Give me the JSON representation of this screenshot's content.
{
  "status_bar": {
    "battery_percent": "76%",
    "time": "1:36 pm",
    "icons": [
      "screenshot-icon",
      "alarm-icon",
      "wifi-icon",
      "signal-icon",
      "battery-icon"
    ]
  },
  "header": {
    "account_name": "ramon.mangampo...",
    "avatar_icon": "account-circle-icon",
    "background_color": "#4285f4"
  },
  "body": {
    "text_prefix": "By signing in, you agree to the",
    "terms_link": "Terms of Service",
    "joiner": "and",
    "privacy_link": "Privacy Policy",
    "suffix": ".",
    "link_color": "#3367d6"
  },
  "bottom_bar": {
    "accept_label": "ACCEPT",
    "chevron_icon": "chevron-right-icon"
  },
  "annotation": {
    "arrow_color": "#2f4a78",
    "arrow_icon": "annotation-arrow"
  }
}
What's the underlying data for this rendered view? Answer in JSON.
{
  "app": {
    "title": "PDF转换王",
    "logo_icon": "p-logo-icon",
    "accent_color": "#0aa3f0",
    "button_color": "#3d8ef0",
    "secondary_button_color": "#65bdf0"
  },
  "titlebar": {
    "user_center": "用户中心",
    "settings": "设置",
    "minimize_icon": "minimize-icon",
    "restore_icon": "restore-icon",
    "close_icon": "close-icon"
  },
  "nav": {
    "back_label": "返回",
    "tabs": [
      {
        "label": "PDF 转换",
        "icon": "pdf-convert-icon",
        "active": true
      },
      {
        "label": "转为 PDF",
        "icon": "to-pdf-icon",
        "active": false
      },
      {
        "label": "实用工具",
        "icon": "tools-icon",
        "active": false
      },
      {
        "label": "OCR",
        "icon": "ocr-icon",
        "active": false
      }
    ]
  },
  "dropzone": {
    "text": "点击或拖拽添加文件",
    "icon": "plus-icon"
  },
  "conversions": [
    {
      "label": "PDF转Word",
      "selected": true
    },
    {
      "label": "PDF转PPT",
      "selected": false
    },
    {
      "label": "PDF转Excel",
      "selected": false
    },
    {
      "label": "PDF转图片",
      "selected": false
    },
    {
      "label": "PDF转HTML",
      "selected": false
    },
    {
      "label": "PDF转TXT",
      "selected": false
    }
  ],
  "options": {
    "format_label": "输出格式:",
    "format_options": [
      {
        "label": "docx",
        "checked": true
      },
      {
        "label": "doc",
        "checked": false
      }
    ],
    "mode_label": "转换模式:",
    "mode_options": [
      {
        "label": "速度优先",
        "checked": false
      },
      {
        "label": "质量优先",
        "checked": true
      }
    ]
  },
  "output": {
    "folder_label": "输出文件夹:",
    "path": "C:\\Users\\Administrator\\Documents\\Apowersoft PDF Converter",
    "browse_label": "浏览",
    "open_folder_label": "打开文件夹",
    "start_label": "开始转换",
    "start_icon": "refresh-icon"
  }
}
■ ■ ■ ■
> WHAT IS NEEDED
Faithfully transcribe the whole of the data.

> ANSWER TO THIS TASK
Give me the JSON representation of this screenshot's content.
{
  "status_bar": {
    "battery_percent": "76%",
    "time": "1:36 pm",
    "icons": [
      "screenshot-icon",
      "alarm-icon",
      "wifi-icon",
      "signal-icon",
      "battery-icon"
    ]
  },
  "header": {
    "account_name": "ramon.mangampo...",
    "avatar_icon": "account-circle-icon",
    "background_color": "#4285f4"
  },
  "body": {
    "text_prefix": "By signing in, you agree to the",
    "terms_link": "Terms of Service",
    "joiner": "and",
    "privacy_link": "Privacy Policy",
    "suffix": ".",
    "link_color": "#3367d6"
  },
  "bottom_bar": {
    "accept_label": "ACCEPT",
    "chevron_icon": "chevron-right-icon"
  },
  "annotation": {
    "arrow_color": "#2f4a78",
    "arrow_icon": "annotation-arrow"
  }
}
What's the underlying data for this rendered view? Answer in JSON.
{
  "app": {
    "title": "PDF转换王",
    "logo_icon": "p-logo-icon",
    "accent_color": "#0aa3f0",
    "button_color": "#3d8ef0",
    "secondary_button_color": "#65bdf0"
  },
  "titlebar": {
    "user_center": "用户中心",
    "settings": "设置",
    "minimize_icon": "minimize-icon",
    "restore_icon": "restore-icon",
    "close_icon": "close-icon"
  },
  "nav": {
    "back_label": "返回",
    "tabs": [
      {
        "label": "PDF 转换",
        "icon": "pdf-convert-icon",
        "active": true
      },
      {
        "label": "转为 PDF",
        "icon": "to-pdf-icon",
        "active": false
      },
      {
        "label": "实用工具",
        "icon": "tools-icon",
        "active": false
      },
      {
        "label": "OCR",
        "icon": "ocr-icon",
        "active": false
      }
    ]
  },
  "dropzone": {
    "text": "点击或拖拽添加文件",
    "icon": "plus-icon"
  },
  "conversions": [
    {
      "label": "PDF转Word",
      "selected": true
    },
    {
      "label": "PDF转PPT",
      "selected": false
    },
    {
      "label": "PDF转Excel",
      "selected": false
    },
    {
      "label": "PDF转图片",
      "selected": false
    },
    {
      "label": "PDF转HTML",
      "selected": false
    },
    {
      "label": "PDF转TXT",
      "selected": false
    }
  ],
  "options": {
    "format_label": "输出格式:",
    "format_options": [
      {
        "label": "docx",
        "checked": true
      },
      {
        "label": "doc",
        "checked": false
      }
    ],
    "mode_label": "转换模式:",
    "mode_options": [
      {
        "label": "速度优先",
        "checked": false
      },
      {
        "label": "质量优先",
        "checked": true
      }
    ]
  },
  "output": {
    "folder_label": "输出文件夹:",
    "path": "C:\\Users\\Administrator\\Documents\\Apowersoft PDF Converter",
    "browse_label": "浏览",
    "open_folder_label": "打开文件夹",
    "start_label": "开始转换",
    "start_icon": "refresh-icon"
  }
}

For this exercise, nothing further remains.